Records for the exercise:

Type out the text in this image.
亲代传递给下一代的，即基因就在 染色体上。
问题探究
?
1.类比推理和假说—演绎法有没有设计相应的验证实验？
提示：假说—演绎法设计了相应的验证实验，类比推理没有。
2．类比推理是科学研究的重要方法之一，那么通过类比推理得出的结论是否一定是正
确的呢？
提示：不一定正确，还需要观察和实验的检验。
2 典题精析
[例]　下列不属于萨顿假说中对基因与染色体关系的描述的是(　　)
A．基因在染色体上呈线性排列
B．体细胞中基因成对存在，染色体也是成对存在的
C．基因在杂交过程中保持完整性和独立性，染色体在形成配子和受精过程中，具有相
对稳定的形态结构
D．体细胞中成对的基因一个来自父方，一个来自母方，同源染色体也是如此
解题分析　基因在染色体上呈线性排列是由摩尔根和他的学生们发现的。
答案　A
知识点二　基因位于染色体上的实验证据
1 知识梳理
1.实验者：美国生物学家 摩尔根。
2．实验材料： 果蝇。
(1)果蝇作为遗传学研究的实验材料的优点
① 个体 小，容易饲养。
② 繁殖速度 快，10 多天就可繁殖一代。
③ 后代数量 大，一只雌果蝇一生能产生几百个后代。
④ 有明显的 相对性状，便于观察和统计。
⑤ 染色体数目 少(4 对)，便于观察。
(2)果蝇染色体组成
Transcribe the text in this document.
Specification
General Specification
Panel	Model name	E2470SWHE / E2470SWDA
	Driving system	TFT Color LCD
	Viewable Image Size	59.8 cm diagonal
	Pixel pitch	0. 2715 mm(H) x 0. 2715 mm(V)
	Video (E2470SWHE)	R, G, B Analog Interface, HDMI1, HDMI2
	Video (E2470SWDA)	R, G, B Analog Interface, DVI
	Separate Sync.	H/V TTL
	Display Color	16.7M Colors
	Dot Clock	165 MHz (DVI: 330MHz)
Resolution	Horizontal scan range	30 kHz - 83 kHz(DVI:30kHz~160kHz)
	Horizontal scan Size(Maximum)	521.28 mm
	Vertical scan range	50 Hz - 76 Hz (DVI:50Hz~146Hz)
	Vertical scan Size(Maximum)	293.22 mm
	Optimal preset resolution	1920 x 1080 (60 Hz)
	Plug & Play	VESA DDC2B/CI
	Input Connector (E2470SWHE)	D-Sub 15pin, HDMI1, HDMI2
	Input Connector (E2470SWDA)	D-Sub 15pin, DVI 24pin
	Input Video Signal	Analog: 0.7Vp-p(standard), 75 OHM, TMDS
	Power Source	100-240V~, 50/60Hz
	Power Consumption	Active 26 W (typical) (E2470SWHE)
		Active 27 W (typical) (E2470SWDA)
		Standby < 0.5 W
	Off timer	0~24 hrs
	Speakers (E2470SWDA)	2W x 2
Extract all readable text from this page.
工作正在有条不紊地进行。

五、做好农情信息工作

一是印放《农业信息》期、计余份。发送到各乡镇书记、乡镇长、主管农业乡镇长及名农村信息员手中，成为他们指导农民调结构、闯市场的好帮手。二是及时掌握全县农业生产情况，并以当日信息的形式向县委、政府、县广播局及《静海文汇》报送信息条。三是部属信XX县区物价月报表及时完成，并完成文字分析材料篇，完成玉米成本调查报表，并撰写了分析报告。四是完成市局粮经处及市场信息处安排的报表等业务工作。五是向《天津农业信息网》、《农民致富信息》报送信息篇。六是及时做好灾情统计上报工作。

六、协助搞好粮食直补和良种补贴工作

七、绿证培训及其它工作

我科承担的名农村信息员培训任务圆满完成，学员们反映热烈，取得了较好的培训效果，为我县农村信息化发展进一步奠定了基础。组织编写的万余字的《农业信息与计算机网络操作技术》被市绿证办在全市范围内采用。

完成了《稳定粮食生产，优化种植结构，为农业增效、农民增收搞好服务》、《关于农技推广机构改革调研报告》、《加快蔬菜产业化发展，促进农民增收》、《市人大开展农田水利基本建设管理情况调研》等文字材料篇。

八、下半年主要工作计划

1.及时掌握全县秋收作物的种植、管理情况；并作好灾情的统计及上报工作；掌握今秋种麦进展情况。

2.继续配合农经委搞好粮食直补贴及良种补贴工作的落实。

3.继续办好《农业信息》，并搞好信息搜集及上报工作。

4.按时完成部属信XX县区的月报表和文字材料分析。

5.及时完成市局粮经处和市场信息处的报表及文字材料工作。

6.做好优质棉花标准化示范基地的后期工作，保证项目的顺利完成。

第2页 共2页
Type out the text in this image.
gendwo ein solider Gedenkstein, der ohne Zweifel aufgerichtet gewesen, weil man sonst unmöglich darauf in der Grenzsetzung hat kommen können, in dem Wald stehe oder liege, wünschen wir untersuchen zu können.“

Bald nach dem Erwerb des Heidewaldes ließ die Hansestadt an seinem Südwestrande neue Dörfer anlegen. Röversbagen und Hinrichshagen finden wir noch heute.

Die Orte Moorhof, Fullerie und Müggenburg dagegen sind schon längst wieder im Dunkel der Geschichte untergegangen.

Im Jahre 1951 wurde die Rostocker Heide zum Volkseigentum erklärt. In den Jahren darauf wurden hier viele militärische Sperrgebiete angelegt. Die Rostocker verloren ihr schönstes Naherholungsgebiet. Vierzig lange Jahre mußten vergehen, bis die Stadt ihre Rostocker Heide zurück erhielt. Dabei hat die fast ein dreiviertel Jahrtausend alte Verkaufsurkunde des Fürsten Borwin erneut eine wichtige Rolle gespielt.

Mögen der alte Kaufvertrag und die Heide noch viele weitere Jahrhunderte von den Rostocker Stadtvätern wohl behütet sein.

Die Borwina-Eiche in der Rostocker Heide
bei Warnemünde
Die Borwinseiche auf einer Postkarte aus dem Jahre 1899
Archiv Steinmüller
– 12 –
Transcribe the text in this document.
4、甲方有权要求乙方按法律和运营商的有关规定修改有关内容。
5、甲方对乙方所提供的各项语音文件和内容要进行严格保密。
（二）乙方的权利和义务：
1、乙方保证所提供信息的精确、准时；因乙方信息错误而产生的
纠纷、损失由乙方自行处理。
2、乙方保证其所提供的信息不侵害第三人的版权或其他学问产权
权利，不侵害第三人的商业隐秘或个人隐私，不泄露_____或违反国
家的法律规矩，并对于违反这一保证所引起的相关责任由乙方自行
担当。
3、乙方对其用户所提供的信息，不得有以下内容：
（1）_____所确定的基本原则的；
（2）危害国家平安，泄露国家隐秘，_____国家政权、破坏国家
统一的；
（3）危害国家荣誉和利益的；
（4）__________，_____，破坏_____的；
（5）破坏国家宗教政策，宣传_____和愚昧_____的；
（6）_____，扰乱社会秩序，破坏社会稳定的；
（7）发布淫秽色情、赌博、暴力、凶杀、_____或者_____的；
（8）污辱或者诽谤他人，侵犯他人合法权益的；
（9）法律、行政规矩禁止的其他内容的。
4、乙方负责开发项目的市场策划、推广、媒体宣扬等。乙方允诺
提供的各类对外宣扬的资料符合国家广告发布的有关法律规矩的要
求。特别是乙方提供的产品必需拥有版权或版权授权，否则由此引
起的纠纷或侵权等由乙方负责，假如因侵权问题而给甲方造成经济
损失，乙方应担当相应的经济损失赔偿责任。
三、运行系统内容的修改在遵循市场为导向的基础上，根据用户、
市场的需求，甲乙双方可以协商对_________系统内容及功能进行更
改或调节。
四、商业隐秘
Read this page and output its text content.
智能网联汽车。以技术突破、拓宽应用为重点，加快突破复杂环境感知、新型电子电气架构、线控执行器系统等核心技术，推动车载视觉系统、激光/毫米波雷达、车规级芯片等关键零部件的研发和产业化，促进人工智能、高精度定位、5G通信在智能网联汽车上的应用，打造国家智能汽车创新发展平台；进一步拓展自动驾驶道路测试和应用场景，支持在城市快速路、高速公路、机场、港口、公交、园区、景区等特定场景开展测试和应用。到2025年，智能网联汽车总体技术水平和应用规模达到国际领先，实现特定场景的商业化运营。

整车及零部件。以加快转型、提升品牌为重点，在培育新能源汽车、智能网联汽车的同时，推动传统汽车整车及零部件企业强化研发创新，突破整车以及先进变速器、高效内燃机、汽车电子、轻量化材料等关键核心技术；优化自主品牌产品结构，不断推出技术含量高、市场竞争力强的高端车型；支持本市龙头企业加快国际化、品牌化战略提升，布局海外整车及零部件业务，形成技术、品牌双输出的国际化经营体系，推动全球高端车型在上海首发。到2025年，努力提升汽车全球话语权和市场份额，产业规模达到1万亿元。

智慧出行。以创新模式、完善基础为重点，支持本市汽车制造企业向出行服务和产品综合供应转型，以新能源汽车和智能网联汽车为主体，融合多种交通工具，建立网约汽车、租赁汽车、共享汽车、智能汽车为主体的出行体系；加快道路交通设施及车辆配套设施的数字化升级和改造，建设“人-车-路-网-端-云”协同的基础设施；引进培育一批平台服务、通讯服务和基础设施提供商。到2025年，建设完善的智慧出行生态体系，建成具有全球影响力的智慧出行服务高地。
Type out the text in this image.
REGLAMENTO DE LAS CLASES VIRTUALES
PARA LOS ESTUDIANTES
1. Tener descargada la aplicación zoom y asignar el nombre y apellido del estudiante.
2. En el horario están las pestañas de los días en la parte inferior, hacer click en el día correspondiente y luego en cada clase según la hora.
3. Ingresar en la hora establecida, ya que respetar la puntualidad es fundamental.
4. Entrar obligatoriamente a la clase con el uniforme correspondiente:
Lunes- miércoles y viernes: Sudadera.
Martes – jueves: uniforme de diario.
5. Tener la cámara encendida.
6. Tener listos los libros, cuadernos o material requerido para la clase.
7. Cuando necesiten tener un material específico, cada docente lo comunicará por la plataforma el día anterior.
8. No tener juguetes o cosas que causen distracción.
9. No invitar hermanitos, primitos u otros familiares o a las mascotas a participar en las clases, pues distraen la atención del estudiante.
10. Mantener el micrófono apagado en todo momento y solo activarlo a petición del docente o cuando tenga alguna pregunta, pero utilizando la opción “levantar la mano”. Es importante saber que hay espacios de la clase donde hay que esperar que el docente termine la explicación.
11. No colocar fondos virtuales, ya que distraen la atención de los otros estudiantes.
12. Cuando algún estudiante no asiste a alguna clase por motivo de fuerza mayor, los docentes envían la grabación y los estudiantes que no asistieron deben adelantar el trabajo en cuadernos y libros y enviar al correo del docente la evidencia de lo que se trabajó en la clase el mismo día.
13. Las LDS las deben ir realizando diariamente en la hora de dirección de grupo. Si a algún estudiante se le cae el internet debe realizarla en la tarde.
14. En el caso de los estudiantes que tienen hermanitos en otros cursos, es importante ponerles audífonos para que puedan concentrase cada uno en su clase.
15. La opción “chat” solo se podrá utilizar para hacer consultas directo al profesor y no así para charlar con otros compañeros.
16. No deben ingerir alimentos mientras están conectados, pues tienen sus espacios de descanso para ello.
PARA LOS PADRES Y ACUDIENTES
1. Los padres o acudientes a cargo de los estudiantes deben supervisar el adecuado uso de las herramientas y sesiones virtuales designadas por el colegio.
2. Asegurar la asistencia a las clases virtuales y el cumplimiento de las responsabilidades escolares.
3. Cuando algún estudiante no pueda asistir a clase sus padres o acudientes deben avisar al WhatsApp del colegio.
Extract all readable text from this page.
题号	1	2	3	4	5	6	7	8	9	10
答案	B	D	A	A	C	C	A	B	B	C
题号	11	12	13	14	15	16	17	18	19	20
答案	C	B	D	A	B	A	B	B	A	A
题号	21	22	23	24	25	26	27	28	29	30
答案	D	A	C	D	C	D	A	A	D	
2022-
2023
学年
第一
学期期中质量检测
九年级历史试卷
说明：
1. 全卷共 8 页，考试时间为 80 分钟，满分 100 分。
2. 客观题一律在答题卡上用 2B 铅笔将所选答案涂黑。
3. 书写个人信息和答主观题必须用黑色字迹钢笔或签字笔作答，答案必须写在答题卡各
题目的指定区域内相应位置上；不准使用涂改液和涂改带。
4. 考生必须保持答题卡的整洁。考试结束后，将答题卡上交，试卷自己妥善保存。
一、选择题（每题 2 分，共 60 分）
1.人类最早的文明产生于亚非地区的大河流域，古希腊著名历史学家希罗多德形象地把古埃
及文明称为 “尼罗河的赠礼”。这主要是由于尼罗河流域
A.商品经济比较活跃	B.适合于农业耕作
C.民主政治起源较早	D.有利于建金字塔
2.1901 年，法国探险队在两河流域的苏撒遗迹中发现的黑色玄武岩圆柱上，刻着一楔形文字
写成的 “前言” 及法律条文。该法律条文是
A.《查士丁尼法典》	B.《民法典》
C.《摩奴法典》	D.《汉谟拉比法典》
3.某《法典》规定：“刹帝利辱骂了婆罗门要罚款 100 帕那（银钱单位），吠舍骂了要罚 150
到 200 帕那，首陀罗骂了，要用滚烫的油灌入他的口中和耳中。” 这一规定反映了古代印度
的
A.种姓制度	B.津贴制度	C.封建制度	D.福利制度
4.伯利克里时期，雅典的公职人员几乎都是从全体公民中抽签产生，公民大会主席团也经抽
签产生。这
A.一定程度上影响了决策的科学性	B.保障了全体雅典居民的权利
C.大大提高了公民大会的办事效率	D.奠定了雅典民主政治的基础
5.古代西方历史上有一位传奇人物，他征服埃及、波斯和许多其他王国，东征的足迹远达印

Problem requirements: Examine the entries and report how many of their lines contain the string "libros", giving no more than the number.

Completed exercise: 2